• [Task goal] Please print all of the material below, word for word.

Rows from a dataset

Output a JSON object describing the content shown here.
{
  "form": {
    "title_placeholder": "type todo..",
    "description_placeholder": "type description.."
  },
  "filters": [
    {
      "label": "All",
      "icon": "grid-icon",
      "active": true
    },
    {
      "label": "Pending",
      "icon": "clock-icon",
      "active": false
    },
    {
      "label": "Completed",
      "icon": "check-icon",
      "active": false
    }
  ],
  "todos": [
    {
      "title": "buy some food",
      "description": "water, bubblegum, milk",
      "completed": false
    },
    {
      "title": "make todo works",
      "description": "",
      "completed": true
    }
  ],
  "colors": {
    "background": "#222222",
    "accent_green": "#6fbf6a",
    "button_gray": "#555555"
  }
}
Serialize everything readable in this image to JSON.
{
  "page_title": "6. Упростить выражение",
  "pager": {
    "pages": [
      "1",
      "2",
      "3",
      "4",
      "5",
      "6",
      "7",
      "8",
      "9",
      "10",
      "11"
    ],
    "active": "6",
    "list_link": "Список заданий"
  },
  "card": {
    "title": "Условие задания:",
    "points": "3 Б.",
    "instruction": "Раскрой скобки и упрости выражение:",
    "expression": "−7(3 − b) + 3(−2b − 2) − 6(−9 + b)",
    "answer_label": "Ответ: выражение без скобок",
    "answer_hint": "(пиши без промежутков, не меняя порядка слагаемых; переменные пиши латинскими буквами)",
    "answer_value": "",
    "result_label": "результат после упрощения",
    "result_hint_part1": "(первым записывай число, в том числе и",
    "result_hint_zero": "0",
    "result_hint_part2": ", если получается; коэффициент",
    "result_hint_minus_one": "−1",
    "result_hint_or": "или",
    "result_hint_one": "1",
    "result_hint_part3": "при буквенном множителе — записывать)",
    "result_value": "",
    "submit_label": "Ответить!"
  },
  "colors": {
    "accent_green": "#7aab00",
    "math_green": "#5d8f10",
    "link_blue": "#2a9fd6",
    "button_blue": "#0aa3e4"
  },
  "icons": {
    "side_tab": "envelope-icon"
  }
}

• [Exercise response]
Output a JSON object describing the content shown here.
{
  "form": {
    "title_placeholder": "type todo..",
    "description_placeholder": "type description.."
  },
  "filters": [
    {
      "label": "All",
      "icon": "grid-icon",
      "active": true
    },
    {
      "label": "Pending",
      "icon": "clock-icon",
      "active": false
    },
    {
      "label": "Completed",
      "icon": "check-icon",
      "active": false
    }
  ],
  "todos": [
    {
      "title": "buy some food",
      "description": "water, bubblegum, milk",
      "completed": false
    },
    {
      "title": "make todo works",
      "description": "",
      "completed": true
    }
  ],
  "colors": {
    "background": "#222222",
    "accent_green": "#6fbf6a",
    "button_gray": "#555555"
  }
}
Serialize everything readable in this image to JSON.
{
  "page_title": "6. Упростить выражение",
  "pager": {
    "pages": [
      "1",
      "2",
      "3",
      "4",
      "5",
      "6",
      "7",
      "8",
      "9",
      "10",
      "11"
    ],
    "active": "6",
    "list_link": "Список заданий"
  },
  "card": {
    "title": "Условие задания:",
    "points": "3 Б.",
    "instruction": "Раскрой скобки и упрости выражение:",
    "expression": "−7(3 − b) + 3(−2b − 2) − 6(−9 + b)",
    "answer_label": "Ответ: выражение без скобок",
    "answer_hint": "(пиши без промежутков, не меняя порядка слагаемых; переменные пиши латинскими буквами)",
    "answer_value": "",
    "result_label": "результат после упрощения",
    "result_hint_part1": "(первым записывай число, в том числе и",
    "result_hint_zero": "0",
    "result_hint_part2": ", если получается; коэффициент",
    "result_hint_minus_one": "−1",
    "result_hint_or": "или",
    "result_hint_one": "1",
    "result_hint_part3": "при буквенном множителе — записывать)",
    "result_value": "",
    "submit_label": "Ответить!"
  },
  "colors": {
    "accent_green": "#7aab00",
    "math_green": "#5d8f10",
    "link_blue": "#2a9fd6",
    "button_blue": "#0aa3e4"
  },
  "icons": {
    "side_tab": "envelope-icon"
  }
}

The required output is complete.